WHAT YOU ARE ASKED TO DO>
Copy out all lines that hold "Всего".

---- DATA ENTRIES

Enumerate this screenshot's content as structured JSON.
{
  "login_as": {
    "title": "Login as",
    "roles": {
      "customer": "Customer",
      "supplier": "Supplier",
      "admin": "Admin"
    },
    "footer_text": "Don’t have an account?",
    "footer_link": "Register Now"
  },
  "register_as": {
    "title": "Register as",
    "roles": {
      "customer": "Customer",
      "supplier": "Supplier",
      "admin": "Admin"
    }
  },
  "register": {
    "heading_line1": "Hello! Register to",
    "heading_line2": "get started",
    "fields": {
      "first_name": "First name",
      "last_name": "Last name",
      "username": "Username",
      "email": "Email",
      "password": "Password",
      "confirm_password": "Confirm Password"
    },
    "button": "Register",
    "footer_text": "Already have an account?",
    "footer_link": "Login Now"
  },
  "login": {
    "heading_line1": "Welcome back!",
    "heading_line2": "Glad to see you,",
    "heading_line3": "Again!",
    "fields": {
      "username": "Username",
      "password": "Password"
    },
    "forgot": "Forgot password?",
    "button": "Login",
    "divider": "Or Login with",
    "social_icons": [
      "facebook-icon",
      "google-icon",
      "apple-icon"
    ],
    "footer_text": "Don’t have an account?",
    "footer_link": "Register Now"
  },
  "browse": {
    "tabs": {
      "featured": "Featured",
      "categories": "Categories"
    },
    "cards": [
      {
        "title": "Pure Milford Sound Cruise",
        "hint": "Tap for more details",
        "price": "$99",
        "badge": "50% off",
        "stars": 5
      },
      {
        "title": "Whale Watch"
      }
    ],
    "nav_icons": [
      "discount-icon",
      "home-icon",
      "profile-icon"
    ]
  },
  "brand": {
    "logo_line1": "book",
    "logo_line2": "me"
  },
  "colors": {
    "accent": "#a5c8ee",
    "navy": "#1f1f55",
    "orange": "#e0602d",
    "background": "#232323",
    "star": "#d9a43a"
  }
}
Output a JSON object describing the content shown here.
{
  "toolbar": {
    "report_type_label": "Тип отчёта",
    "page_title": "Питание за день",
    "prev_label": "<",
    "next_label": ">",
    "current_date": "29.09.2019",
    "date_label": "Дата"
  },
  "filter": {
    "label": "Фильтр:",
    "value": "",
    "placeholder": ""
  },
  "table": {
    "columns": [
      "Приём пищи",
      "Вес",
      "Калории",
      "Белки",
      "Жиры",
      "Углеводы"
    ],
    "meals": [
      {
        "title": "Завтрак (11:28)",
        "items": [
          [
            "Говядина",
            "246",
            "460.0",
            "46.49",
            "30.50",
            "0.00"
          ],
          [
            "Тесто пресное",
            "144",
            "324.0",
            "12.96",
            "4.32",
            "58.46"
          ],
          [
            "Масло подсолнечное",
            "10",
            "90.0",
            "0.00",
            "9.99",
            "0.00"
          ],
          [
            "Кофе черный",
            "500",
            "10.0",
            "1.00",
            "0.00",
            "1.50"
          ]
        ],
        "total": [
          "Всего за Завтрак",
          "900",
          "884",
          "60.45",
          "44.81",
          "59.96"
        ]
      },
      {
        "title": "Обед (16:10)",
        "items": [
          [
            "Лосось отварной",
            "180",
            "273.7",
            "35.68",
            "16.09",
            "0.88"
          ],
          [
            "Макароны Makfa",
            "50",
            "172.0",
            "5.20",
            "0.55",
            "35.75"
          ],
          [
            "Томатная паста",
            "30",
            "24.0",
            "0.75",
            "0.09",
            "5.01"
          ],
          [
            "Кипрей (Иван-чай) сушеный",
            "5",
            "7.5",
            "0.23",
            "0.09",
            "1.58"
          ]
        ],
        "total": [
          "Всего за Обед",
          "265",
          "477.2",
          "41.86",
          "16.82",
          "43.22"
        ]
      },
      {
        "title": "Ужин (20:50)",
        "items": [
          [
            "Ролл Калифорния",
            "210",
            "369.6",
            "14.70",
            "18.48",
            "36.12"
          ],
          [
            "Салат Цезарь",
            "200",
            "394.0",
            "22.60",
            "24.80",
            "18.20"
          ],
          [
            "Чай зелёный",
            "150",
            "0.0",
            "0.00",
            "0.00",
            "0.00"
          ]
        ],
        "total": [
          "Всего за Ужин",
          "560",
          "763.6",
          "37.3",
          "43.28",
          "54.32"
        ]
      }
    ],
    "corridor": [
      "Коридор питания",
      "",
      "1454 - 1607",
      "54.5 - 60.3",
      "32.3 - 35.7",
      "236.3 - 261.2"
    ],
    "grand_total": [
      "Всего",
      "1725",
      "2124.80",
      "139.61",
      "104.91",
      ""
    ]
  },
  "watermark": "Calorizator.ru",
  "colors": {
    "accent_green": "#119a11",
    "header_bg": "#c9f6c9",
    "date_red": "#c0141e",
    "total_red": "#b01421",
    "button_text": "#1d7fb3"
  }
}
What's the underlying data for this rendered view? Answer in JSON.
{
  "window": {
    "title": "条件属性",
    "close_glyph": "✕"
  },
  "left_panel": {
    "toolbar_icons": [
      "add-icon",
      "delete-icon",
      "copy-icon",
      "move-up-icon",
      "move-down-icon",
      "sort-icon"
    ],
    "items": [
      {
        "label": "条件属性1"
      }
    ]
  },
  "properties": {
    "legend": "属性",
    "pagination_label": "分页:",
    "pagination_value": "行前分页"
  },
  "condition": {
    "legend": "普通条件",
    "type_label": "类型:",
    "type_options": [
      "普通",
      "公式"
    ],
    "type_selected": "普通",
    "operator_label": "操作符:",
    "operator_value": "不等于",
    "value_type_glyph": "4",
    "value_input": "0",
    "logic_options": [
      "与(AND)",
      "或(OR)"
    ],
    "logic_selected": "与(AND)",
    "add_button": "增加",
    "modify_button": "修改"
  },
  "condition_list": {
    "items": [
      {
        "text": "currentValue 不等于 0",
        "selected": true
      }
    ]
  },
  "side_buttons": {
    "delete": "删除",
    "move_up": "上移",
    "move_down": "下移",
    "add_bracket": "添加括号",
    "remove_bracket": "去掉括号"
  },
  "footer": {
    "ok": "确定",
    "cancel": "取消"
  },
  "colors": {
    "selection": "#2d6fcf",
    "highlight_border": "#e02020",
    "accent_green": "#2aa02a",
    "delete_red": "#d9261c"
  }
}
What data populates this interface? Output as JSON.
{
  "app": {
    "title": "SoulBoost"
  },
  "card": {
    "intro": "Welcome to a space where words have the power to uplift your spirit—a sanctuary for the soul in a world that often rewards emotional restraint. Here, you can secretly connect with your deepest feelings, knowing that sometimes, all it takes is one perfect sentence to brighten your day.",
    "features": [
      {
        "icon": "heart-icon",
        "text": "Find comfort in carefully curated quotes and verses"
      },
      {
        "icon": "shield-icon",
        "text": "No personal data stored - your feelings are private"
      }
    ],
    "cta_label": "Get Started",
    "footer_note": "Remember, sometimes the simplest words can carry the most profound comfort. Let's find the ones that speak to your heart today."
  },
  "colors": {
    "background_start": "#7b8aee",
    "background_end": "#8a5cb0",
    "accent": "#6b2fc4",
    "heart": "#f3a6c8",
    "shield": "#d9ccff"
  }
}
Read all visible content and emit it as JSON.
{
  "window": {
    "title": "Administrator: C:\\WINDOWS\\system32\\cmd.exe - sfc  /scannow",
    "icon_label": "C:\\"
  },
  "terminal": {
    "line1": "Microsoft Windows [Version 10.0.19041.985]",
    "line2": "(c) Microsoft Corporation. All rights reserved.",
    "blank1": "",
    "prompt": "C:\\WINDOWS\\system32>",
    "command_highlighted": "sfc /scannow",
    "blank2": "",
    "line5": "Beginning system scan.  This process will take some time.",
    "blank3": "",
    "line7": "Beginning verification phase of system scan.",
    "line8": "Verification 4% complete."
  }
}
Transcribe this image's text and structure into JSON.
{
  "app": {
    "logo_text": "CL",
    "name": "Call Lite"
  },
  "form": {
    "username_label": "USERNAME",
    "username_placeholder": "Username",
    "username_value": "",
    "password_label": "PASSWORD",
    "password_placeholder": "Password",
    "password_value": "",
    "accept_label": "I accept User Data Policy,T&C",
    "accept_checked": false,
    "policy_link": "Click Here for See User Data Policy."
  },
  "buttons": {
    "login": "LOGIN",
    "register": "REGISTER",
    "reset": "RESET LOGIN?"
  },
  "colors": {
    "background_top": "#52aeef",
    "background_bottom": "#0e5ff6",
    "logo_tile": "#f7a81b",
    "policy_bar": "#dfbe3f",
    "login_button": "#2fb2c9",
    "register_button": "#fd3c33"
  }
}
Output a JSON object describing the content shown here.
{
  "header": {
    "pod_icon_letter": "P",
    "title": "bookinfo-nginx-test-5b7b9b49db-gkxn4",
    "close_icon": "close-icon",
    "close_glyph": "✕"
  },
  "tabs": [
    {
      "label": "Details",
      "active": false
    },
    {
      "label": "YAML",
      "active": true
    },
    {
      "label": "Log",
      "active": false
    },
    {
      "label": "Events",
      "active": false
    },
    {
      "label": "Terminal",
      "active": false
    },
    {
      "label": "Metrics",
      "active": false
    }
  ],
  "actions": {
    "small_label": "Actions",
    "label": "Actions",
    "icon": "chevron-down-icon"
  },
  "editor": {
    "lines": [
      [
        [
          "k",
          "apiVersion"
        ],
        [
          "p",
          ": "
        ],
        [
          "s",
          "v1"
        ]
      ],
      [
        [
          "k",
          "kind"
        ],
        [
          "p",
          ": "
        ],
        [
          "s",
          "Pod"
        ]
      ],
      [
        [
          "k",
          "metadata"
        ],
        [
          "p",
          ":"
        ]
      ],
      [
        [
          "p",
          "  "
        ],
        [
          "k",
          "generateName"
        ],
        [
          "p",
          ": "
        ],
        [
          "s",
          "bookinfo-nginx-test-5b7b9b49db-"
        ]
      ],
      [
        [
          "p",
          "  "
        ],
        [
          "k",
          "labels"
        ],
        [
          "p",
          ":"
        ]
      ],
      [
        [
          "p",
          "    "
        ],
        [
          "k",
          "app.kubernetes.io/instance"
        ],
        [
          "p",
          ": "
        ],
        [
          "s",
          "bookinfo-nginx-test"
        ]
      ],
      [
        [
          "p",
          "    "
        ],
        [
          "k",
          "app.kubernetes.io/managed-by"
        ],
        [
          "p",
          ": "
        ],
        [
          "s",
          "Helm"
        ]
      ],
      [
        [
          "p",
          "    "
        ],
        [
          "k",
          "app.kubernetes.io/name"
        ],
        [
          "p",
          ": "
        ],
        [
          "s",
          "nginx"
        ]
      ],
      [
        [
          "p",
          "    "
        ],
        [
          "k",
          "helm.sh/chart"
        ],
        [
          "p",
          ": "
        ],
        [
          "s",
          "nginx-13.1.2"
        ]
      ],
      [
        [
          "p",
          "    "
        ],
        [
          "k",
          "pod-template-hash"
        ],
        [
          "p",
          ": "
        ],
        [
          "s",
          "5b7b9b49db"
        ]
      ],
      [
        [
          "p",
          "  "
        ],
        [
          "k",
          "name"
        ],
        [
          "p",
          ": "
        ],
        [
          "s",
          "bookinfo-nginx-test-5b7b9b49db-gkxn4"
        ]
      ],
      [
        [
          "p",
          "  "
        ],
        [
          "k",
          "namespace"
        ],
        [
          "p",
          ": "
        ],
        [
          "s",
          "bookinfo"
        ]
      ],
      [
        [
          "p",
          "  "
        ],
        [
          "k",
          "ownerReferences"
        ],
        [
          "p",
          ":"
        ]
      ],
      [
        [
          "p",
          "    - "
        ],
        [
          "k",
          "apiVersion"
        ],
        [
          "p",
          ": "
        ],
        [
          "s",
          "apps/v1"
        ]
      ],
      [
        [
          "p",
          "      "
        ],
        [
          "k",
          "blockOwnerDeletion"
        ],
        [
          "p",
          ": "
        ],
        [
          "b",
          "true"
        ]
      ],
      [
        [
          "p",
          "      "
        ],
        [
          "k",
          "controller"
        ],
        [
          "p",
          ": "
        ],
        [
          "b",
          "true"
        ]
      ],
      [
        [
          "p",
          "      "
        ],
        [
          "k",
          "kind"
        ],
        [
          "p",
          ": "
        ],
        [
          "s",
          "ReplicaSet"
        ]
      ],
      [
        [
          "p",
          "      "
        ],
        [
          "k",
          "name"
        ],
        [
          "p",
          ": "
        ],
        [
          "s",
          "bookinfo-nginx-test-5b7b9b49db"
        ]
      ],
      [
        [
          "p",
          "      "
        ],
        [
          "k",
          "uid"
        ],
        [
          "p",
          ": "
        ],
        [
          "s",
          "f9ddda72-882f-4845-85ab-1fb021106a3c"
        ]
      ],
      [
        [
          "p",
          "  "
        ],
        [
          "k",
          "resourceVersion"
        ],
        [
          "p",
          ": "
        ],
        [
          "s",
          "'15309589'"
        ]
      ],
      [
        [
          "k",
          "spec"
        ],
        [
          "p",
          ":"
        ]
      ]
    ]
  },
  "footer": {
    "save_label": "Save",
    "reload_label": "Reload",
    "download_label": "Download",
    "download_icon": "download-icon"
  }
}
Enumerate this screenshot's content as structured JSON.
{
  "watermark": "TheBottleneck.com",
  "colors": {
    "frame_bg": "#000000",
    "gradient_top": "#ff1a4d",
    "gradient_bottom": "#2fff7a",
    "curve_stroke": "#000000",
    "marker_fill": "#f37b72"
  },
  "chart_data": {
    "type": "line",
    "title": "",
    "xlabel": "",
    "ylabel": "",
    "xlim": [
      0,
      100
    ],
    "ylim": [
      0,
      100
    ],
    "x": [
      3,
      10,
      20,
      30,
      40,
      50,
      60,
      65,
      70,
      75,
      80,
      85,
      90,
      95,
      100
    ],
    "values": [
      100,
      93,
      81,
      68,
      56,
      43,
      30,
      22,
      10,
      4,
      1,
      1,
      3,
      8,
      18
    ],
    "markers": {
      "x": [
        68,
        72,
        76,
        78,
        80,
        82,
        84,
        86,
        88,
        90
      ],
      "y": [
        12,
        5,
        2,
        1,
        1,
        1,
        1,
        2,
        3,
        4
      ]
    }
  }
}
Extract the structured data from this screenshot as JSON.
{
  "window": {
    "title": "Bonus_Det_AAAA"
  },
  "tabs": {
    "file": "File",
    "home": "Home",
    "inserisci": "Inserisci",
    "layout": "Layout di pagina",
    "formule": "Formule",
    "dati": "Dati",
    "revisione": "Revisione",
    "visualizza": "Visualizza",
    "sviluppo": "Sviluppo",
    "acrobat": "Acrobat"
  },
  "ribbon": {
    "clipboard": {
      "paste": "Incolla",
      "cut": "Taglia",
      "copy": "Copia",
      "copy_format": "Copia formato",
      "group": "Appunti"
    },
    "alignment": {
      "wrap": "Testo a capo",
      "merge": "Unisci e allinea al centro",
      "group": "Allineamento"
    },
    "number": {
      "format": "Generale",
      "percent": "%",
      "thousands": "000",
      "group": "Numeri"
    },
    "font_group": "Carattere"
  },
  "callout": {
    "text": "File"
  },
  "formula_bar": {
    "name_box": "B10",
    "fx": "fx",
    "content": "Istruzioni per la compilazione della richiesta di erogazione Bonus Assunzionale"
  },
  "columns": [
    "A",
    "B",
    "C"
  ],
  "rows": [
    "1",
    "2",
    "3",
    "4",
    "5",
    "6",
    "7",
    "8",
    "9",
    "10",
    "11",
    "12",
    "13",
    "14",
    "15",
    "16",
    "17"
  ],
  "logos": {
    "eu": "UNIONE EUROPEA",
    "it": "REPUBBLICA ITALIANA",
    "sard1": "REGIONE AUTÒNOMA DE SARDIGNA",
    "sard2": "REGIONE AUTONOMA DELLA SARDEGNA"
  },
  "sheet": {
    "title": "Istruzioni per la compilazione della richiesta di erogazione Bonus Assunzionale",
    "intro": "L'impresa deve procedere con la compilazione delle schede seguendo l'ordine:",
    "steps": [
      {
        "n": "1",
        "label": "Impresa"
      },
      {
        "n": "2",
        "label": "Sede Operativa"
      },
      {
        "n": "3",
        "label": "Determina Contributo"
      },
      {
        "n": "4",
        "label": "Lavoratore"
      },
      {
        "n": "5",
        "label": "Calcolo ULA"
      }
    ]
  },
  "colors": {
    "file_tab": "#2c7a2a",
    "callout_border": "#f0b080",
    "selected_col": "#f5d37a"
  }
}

--------

TASK RESULT>
          "Всего за Завтрак",
          "Всего за Обед",
          "Всего за Ужин",
      "Всего",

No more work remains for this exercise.